─── Rows ───

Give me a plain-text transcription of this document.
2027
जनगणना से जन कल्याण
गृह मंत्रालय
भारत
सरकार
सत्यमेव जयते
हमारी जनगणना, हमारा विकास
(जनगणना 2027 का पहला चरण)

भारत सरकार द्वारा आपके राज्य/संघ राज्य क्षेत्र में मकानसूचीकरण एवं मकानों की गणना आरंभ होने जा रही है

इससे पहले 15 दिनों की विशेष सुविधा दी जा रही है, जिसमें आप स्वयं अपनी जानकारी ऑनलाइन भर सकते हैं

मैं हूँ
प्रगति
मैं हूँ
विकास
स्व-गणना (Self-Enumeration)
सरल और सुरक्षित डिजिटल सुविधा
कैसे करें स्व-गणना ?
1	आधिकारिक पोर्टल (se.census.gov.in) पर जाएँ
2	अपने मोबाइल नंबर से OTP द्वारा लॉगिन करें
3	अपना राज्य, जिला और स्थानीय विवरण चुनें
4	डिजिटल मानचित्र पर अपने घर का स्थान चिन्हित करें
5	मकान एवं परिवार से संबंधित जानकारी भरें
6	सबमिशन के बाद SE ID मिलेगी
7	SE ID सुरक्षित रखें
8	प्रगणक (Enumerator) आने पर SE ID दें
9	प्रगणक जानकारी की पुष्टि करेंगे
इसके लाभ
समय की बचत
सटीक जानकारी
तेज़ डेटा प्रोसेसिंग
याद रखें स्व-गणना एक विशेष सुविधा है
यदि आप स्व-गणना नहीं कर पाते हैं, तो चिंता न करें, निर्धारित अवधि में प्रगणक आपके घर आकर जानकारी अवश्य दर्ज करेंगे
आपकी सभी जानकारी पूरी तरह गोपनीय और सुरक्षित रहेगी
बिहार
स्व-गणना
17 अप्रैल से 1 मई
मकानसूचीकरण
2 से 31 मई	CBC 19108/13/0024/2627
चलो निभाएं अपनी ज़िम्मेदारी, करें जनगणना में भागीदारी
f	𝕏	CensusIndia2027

───
─── Rows ───

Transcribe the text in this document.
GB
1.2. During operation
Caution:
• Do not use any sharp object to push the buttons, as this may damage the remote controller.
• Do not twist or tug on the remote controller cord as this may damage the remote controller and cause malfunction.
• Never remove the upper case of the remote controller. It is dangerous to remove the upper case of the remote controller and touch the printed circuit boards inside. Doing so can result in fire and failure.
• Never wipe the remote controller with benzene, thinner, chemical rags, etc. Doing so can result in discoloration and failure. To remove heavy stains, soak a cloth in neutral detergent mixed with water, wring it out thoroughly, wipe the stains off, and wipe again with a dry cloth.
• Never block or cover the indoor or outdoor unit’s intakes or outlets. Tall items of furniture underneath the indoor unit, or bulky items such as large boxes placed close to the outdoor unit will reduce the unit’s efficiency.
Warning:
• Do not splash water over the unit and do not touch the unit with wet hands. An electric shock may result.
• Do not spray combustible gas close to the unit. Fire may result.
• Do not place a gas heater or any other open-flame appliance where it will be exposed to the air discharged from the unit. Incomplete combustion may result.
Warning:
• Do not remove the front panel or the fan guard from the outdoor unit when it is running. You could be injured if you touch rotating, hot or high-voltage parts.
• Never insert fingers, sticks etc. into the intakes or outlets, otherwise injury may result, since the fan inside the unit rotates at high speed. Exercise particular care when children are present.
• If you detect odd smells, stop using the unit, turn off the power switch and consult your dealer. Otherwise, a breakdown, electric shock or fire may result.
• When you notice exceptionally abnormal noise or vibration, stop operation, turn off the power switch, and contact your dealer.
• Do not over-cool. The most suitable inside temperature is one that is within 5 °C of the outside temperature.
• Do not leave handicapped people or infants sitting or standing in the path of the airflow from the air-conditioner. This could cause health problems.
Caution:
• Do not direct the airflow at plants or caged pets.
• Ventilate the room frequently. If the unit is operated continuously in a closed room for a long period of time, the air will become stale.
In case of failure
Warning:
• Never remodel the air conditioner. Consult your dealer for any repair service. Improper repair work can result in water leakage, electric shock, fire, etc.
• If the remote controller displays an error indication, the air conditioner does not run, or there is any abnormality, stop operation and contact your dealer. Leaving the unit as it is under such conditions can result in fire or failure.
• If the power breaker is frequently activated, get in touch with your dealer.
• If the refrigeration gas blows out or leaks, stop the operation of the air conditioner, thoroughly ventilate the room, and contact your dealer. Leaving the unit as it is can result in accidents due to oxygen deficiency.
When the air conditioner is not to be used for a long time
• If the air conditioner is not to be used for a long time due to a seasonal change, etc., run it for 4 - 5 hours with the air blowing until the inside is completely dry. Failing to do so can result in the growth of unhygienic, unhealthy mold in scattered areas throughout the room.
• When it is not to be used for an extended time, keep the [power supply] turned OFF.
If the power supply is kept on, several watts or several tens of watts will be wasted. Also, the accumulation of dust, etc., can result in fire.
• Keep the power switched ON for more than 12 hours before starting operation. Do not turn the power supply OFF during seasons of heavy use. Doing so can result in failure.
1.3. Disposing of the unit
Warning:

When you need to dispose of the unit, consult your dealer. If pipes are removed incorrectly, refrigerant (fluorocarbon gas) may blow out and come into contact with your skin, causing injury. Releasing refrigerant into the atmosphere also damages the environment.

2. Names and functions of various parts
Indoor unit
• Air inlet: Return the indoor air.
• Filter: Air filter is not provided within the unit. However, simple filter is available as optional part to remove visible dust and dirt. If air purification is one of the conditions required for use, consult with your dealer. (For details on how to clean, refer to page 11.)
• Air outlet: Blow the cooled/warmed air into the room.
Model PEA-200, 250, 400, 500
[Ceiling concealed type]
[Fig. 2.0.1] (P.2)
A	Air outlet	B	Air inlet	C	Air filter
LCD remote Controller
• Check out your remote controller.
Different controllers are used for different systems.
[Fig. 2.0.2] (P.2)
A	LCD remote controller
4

───
─── Rows ───

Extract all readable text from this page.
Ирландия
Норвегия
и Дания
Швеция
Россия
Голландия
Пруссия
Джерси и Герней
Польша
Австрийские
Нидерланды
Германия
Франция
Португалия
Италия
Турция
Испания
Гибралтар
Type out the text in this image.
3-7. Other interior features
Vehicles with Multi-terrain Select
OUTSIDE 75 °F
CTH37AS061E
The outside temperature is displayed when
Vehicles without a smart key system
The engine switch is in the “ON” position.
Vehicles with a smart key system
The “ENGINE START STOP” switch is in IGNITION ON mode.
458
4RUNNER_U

───

- [Written request] Look through the data above. Copy every line with the string "high" in it.

- [Response to this task]
• Do not remove the front panel or the fan guard from the outdoor unit when it is running. You could be injured if you touch rotating, hot or high-voltage parts.
• Never insert fingers, sticks etc. into the intakes or outlets, otherwise injury may result, since the fan inside the unit rotates at high speed. Exercise particular care when children are present.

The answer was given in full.